___ DATA SECTION
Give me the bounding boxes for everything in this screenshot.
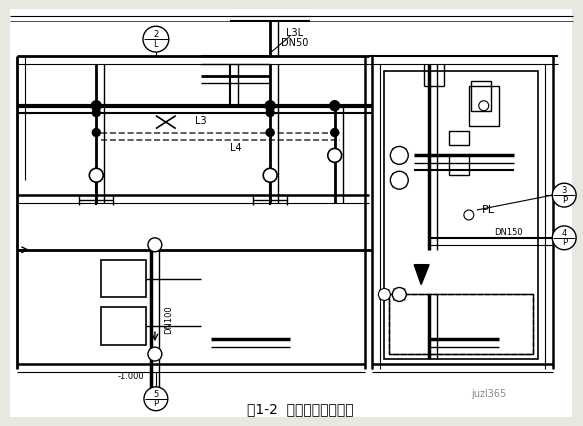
Text: P: P <box>153 399 159 408</box>
Text: DN150: DN150 <box>494 228 522 237</box>
Text: L: L <box>153 40 158 49</box>
Text: L3: L3 <box>195 115 206 126</box>
Bar <box>101 308 146 345</box>
Text: L4: L4 <box>230 144 241 153</box>
Circle shape <box>266 109 274 117</box>
Circle shape <box>392 288 406 302</box>
Circle shape <box>143 26 169 52</box>
Text: P: P <box>561 196 567 204</box>
Text: DN50: DN50 <box>281 38 308 48</box>
Circle shape <box>92 101 101 111</box>
Circle shape <box>464 210 474 220</box>
Bar <box>101 260 146 297</box>
Circle shape <box>89 168 103 182</box>
Circle shape <box>263 168 277 182</box>
Bar <box>471 81 491 111</box>
Text: PL: PL <box>482 205 495 215</box>
Circle shape <box>552 226 576 250</box>
Text: 5: 5 <box>153 390 159 399</box>
Text: -1.000: -1.000 <box>118 372 145 381</box>
Circle shape <box>479 101 489 111</box>
Circle shape <box>144 387 168 411</box>
Bar <box>389 294 533 354</box>
Circle shape <box>265 101 275 111</box>
Bar <box>449 155 469 175</box>
Text: DN100: DN100 <box>164 305 173 334</box>
Circle shape <box>92 129 100 136</box>
Circle shape <box>391 171 408 189</box>
Bar <box>449 130 469 145</box>
Bar <box>384 71 538 359</box>
Text: 3: 3 <box>561 186 567 195</box>
Circle shape <box>331 129 339 136</box>
Circle shape <box>328 148 342 162</box>
Text: 图1-2  室内给排水平面图: 图1-2 室内给排水平面图 <box>247 402 353 416</box>
Text: P: P <box>561 238 567 248</box>
Polygon shape <box>414 265 429 285</box>
Circle shape <box>92 109 100 117</box>
Circle shape <box>552 183 576 207</box>
Circle shape <box>378 288 391 300</box>
Circle shape <box>330 101 340 111</box>
Circle shape <box>148 238 162 252</box>
Circle shape <box>391 147 408 164</box>
Text: 4: 4 <box>561 229 567 238</box>
Circle shape <box>266 129 274 136</box>
Bar <box>389 294 533 354</box>
Text: 2: 2 <box>153 30 159 39</box>
Text: L3L: L3L <box>286 28 304 38</box>
Bar <box>469 86 498 126</box>
Text: juzl365: juzl365 <box>471 389 506 399</box>
Circle shape <box>148 347 162 361</box>
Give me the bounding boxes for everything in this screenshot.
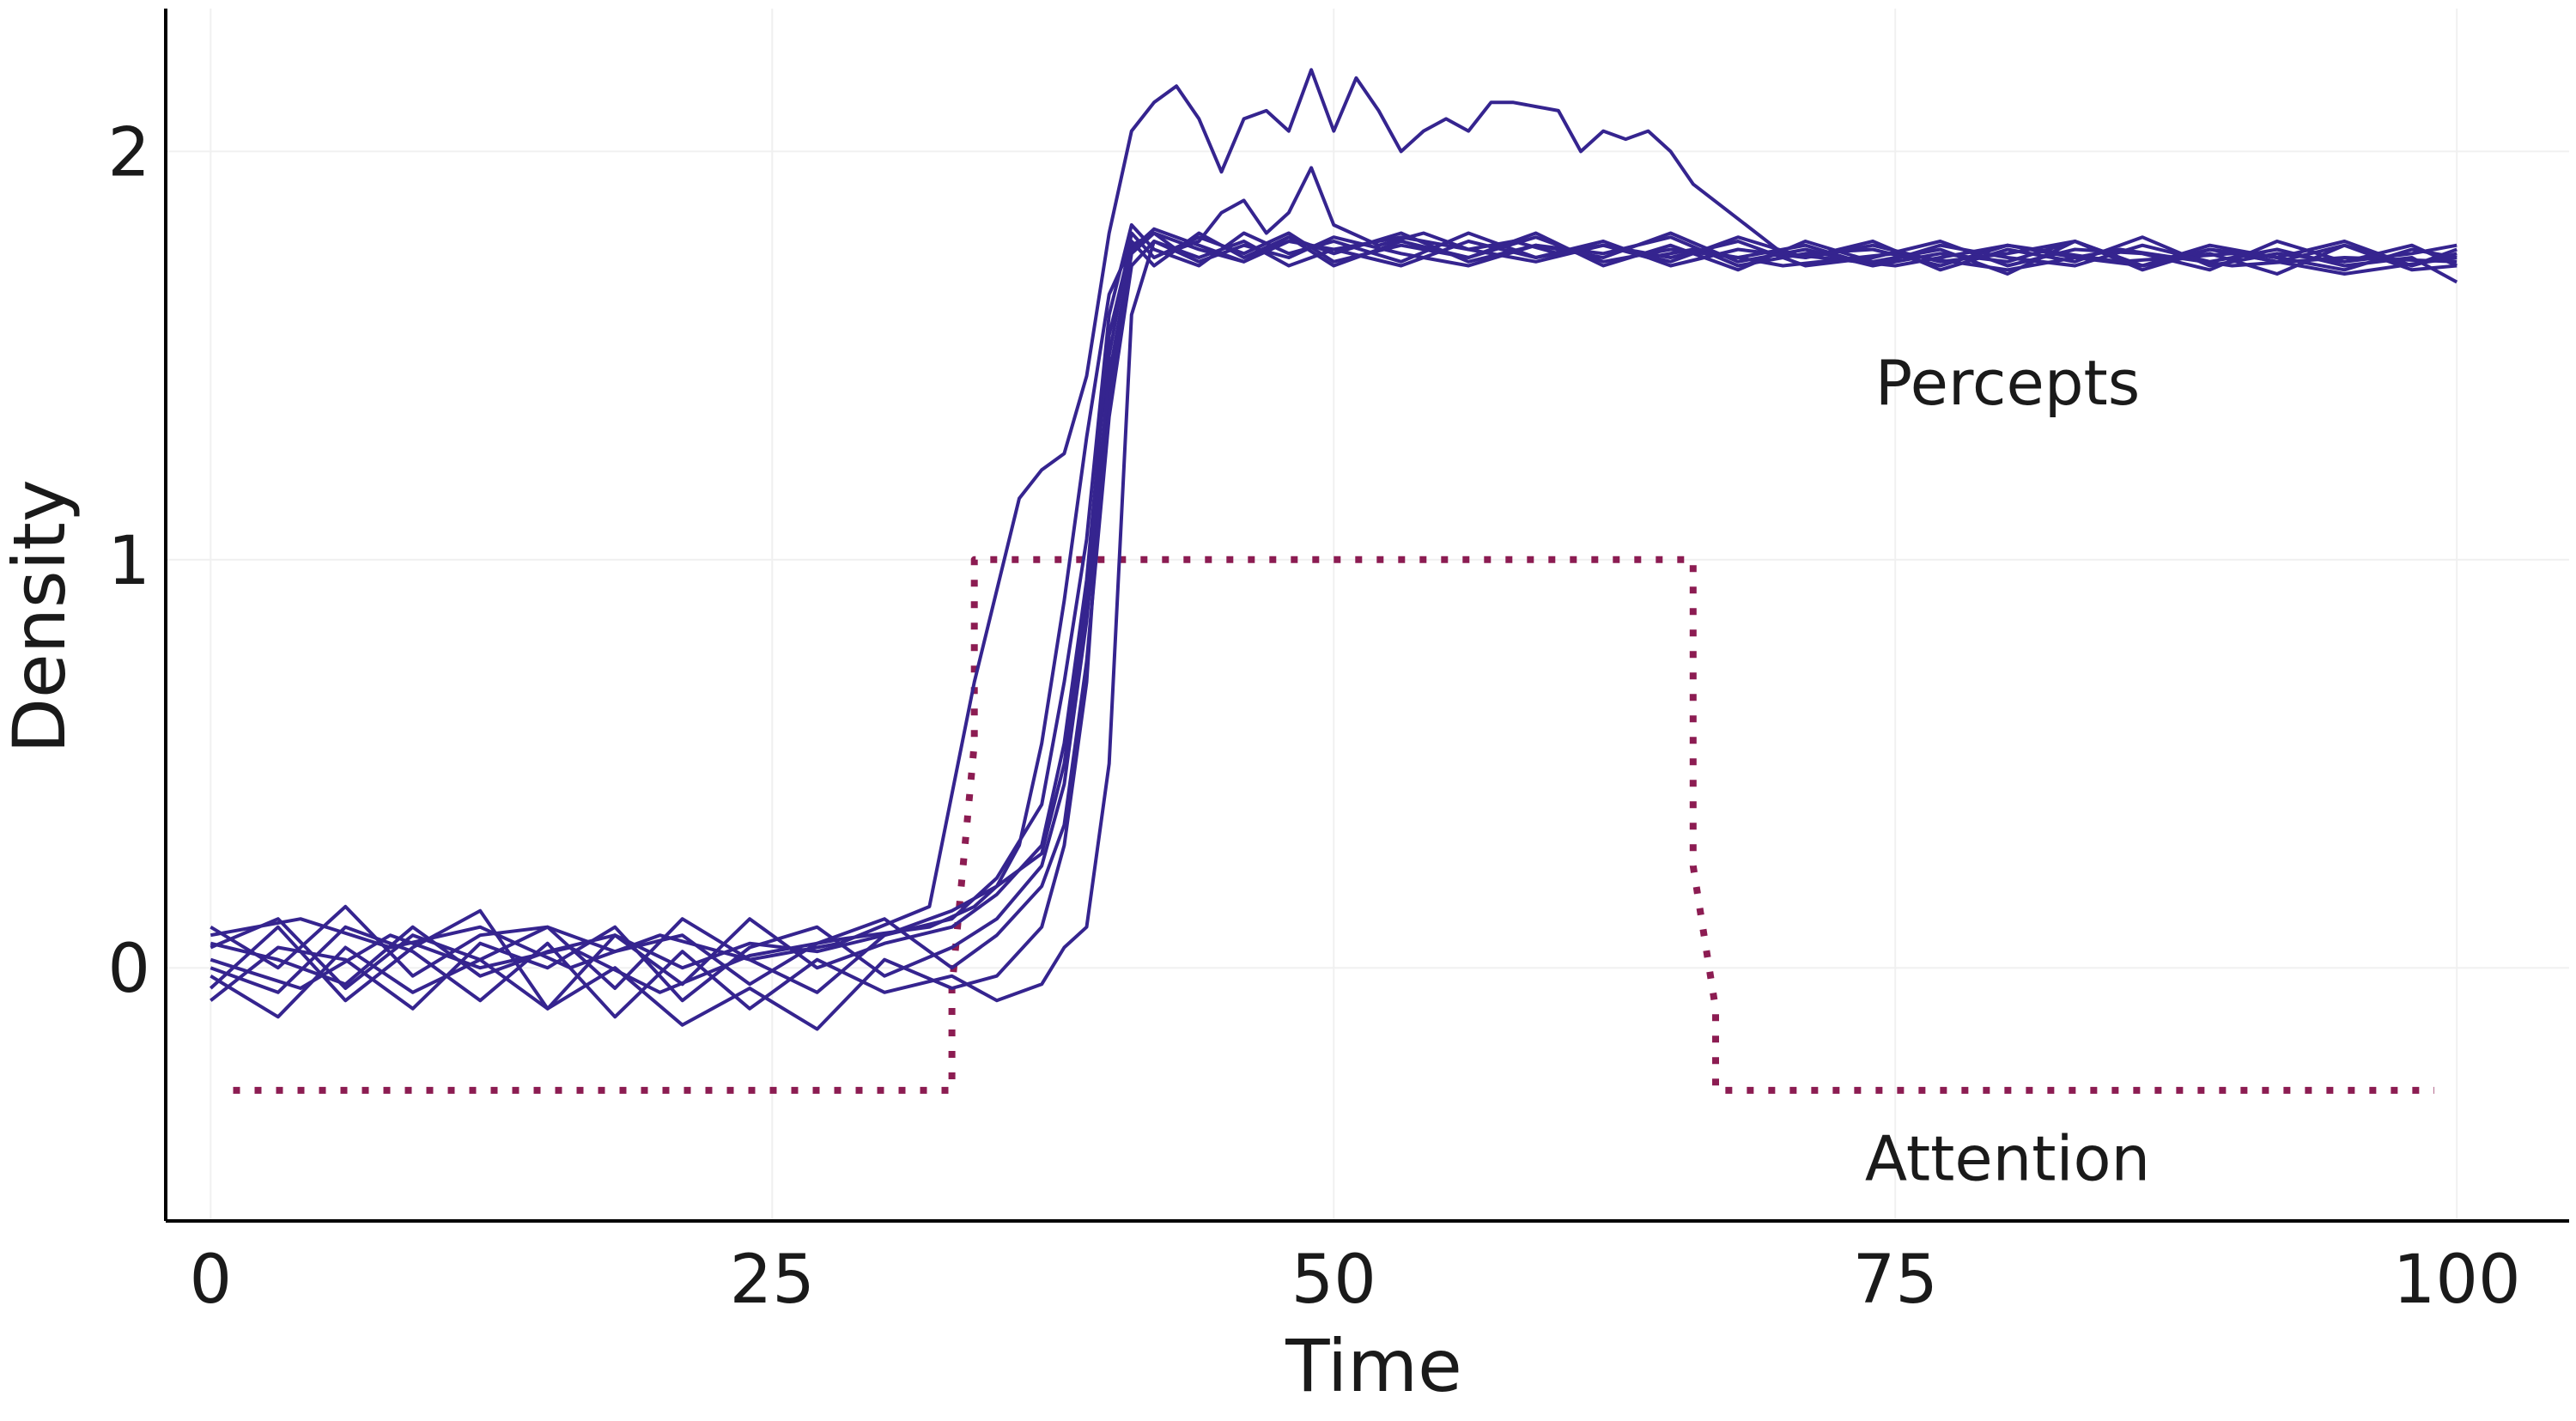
- annotation-label: Percepts: [1875, 347, 2141, 419]
- x-tick-label: 100: [2393, 1242, 2521, 1319]
- x-tick-label: 50: [1291, 1242, 1376, 1319]
- y-tick-label: 2: [107, 114, 150, 191]
- annotation-label: Attention: [1865, 1122, 2150, 1194]
- x-axis-title: Time: [1285, 1324, 1462, 1408]
- percept-series-line: [210, 235, 2458, 990]
- percept-series-line: [210, 68, 2458, 970]
- x-tick-label: 0: [189, 1242, 232, 1319]
- x-tick-label: 75: [1853, 1242, 1938, 1319]
- grid: [166, 9, 2569, 1221]
- y-tick-label: 0: [107, 931, 150, 1008]
- series-layer: [209, 68, 2458, 1094]
- axes: [164, 9, 2569, 1223]
- percept-series-line: [210, 231, 2458, 1031]
- percept-series-line: [210, 227, 2458, 987]
- y-tick-label: 1: [107, 523, 150, 600]
- annotations: Percepts Attention: [1865, 347, 2150, 1194]
- tick-labels: 0 25 50 75 100 0 1 2: [107, 114, 2520, 1319]
- y-axis-title: Density: [0, 479, 82, 753]
- x-tick-label: 25: [730, 1242, 815, 1319]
______
Copy all of the records above line for line, without changing anything. Leave the pictures out.

Give me the bounding boxes for everything in this screenshot.
Text: P: P <box>153 399 159 408</box>
Text: DN150: DN150 <box>494 228 522 237</box>
Text: L: L <box>153 40 158 49</box>
Text: L3: L3 <box>195 115 206 126</box>
Bar <box>101 308 146 345</box>
Text: L4: L4 <box>230 144 241 153</box>
Circle shape <box>266 109 274 117</box>
Circle shape <box>392 288 406 302</box>
Circle shape <box>143 26 169 52</box>
Text: P: P <box>561 196 567 204</box>
Text: DN50: DN50 <box>281 38 308 48</box>
Circle shape <box>92 101 101 111</box>
Circle shape <box>464 210 474 220</box>
Bar <box>101 260 146 297</box>
Circle shape <box>89 168 103 182</box>
Circle shape <box>263 168 277 182</box>
Bar <box>471 81 491 111</box>
Text: PL: PL <box>482 205 495 215</box>
Circle shape <box>552 226 576 250</box>
Text: 5: 5 <box>153 390 159 399</box>
Text: -1.000: -1.000 <box>118 372 145 381</box>
Circle shape <box>479 101 489 111</box>
Circle shape <box>144 387 168 411</box>
Bar <box>389 294 533 354</box>
Circle shape <box>265 101 275 111</box>
Bar <box>449 155 469 175</box>
Text: DN100: DN100 <box>164 305 173 334</box>
Circle shape <box>92 129 100 136</box>
Circle shape <box>391 171 408 189</box>
Bar <box>449 130 469 145</box>
Bar <box>384 71 538 359</box>
Text: 3: 3 <box>561 186 567 195</box>
Circle shape <box>331 129 339 136</box>
Circle shape <box>328 148 342 162</box>
Text: 图1-2  室内给排水平面图: 图1-2 室内给排水平面图 <box>247 402 353 416</box>
Text: P: P <box>561 238 567 248</box>
Polygon shape <box>414 265 429 285</box>
Circle shape <box>92 109 100 117</box>
Circle shape <box>552 183 576 207</box>
Circle shape <box>378 288 391 300</box>
Circle shape <box>330 101 340 111</box>
Circle shape <box>148 238 162 252</box>
Circle shape <box>391 147 408 164</box>
Text: 4: 4 <box>561 229 567 238</box>
Circle shape <box>266 129 274 136</box>
Bar <box>389 294 533 354</box>
Text: 2: 2 <box>153 30 159 39</box>
Text: L3L: L3L <box>286 28 304 38</box>
Bar <box>469 86 498 126</box>
Text: juzl365: juzl365 <box>471 389 506 399</box>
Circle shape <box>148 347 162 361</box>
Give me the bounding boxes for everything in this screenshot.
- annotation-label: Percepts: [1875, 347, 2141, 419]
- x-tick-label: 100: [2393, 1242, 2521, 1319]
- x-tick-label: 50: [1291, 1242, 1376, 1319]
- y-tick-label: 2: [107, 114, 150, 191]
- annotation-label: Attention: [1865, 1122, 2150, 1194]
- x-axis-title: Time: [1285, 1324, 1462, 1408]
- percept-series-line: [210, 235, 2458, 990]
- percept-series-line: [210, 68, 2458, 970]
- x-tick-label: 0: [189, 1242, 232, 1319]
- x-tick-label: 75: [1853, 1242, 1938, 1319]
- grid: [166, 9, 2569, 1221]
- y-tick-label: 0: [107, 931, 150, 1008]
- series-layer: [209, 68, 2458, 1094]
- axes: [164, 9, 2569, 1223]
- percept-series-line: [210, 231, 2458, 1031]
- percept-series-line: [210, 227, 2458, 987]
- y-tick-label: 1: [107, 523, 150, 600]
- annotations: Percepts Attention: [1865, 347, 2150, 1194]
- tick-labels: 0 25 50 75 100 0 1 2: [107, 114, 2520, 1319]
- y-axis-title: Density: [0, 479, 82, 753]
- x-tick-label: 25: [730, 1242, 815, 1319]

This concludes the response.